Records
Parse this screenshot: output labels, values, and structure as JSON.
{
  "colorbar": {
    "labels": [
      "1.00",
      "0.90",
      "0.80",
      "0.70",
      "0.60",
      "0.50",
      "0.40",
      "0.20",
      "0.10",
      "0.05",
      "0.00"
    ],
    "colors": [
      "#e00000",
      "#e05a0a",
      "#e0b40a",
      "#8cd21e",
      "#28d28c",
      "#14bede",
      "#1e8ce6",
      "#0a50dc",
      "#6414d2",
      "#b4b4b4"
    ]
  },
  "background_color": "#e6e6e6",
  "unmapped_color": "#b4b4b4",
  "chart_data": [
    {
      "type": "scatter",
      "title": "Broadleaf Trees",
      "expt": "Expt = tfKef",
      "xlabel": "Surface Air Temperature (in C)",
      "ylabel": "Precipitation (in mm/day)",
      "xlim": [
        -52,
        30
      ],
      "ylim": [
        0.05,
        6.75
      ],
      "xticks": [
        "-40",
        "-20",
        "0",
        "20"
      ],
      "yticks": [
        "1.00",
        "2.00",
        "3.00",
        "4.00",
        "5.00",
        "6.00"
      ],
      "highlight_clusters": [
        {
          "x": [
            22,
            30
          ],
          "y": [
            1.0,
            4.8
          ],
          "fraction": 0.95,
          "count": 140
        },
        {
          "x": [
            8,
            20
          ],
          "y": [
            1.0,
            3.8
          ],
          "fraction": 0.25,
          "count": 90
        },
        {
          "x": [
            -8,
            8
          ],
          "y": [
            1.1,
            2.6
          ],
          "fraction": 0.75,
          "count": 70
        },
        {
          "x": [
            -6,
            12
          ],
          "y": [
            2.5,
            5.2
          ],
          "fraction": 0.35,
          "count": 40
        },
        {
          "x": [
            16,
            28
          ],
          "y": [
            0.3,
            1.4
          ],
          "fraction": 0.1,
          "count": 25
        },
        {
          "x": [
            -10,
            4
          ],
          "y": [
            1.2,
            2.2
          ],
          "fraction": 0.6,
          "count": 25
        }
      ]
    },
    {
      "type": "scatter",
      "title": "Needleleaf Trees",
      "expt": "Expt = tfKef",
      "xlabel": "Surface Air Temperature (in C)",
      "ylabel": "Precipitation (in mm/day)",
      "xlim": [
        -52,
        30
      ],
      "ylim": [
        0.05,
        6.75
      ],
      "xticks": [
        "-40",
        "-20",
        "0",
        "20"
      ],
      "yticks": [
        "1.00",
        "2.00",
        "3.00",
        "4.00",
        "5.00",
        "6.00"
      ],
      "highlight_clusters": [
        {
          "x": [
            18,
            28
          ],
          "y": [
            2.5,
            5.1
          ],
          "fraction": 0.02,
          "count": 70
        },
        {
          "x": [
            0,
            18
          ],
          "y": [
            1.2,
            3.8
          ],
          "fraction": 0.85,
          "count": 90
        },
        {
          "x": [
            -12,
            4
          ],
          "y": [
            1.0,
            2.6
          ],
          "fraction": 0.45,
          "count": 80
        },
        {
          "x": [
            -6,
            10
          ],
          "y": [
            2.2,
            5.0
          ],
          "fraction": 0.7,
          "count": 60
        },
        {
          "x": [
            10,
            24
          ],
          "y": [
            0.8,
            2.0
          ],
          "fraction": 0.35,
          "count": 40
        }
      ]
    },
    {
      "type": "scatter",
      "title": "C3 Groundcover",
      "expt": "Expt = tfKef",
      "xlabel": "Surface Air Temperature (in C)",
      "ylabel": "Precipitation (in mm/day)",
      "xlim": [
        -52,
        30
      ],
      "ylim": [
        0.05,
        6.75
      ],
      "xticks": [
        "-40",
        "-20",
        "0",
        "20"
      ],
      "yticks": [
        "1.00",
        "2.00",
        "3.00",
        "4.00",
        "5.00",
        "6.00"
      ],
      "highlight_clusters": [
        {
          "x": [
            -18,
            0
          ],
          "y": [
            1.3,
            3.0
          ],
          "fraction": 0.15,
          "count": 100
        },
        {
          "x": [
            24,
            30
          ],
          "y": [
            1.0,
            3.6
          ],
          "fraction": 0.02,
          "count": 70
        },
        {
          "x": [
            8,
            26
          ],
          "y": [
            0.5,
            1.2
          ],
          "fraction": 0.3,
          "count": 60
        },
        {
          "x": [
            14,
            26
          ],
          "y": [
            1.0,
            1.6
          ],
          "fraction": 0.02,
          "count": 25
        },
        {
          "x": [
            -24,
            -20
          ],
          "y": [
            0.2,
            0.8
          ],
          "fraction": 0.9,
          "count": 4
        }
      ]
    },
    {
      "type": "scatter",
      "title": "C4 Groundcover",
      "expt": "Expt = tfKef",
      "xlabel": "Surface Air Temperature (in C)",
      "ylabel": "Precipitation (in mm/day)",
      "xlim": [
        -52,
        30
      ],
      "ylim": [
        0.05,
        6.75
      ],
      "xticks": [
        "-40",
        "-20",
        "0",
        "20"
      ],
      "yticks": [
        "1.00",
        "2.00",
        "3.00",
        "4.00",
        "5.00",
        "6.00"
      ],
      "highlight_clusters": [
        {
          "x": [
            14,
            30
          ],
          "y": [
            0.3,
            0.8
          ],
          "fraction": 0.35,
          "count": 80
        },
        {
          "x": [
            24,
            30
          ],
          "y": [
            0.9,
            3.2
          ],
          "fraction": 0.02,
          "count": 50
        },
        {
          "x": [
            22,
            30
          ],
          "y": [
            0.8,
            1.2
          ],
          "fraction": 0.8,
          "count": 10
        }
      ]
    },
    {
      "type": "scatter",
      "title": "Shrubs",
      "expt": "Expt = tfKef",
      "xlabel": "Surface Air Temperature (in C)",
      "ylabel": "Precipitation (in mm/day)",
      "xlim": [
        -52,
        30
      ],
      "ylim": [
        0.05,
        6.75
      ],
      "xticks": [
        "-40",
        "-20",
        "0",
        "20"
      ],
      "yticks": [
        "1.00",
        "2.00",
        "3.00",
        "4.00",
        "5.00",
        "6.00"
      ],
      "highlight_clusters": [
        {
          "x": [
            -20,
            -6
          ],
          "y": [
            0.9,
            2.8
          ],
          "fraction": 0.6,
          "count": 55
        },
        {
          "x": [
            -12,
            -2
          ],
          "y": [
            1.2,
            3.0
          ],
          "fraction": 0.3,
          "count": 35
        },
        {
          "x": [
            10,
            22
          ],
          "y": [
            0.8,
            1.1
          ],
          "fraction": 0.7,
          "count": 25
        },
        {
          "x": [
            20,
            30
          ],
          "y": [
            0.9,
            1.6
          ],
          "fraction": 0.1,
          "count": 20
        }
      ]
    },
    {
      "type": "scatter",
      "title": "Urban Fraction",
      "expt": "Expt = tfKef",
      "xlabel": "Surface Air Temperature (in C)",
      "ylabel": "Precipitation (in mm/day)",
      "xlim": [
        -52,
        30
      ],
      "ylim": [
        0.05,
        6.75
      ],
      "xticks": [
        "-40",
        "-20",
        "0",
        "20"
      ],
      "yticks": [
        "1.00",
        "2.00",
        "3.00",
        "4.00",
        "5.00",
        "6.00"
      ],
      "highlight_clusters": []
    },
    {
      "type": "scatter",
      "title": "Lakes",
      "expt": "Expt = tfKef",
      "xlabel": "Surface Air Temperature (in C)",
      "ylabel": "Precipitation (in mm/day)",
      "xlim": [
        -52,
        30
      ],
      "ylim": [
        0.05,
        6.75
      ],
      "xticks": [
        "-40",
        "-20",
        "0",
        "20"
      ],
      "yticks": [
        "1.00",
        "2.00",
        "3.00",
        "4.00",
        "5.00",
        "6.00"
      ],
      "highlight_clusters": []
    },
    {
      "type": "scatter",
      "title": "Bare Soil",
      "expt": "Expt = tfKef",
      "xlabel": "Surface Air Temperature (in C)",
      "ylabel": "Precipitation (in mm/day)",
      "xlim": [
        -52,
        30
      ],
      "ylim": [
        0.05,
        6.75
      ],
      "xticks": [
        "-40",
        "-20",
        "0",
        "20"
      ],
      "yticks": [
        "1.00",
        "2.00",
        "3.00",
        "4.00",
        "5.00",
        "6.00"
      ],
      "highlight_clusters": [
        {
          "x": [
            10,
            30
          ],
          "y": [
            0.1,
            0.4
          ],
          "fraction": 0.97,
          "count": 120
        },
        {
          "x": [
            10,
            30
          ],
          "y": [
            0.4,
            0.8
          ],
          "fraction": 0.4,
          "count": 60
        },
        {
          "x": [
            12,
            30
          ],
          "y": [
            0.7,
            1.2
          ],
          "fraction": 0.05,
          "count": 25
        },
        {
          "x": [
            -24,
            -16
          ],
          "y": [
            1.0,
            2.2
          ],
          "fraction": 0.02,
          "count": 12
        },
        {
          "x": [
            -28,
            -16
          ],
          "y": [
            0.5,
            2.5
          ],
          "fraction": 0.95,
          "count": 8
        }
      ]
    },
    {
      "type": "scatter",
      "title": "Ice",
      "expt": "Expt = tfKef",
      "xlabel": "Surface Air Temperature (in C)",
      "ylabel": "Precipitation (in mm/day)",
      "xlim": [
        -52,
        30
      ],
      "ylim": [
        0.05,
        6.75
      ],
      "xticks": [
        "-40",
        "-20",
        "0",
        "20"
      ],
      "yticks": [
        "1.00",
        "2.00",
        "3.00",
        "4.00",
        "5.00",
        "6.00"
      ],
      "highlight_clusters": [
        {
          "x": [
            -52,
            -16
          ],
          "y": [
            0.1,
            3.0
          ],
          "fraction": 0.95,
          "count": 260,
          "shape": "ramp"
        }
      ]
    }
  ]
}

[Exercise]
Report only how many lines in the records contain the word "Groundcover".

[Result for this exercise]
2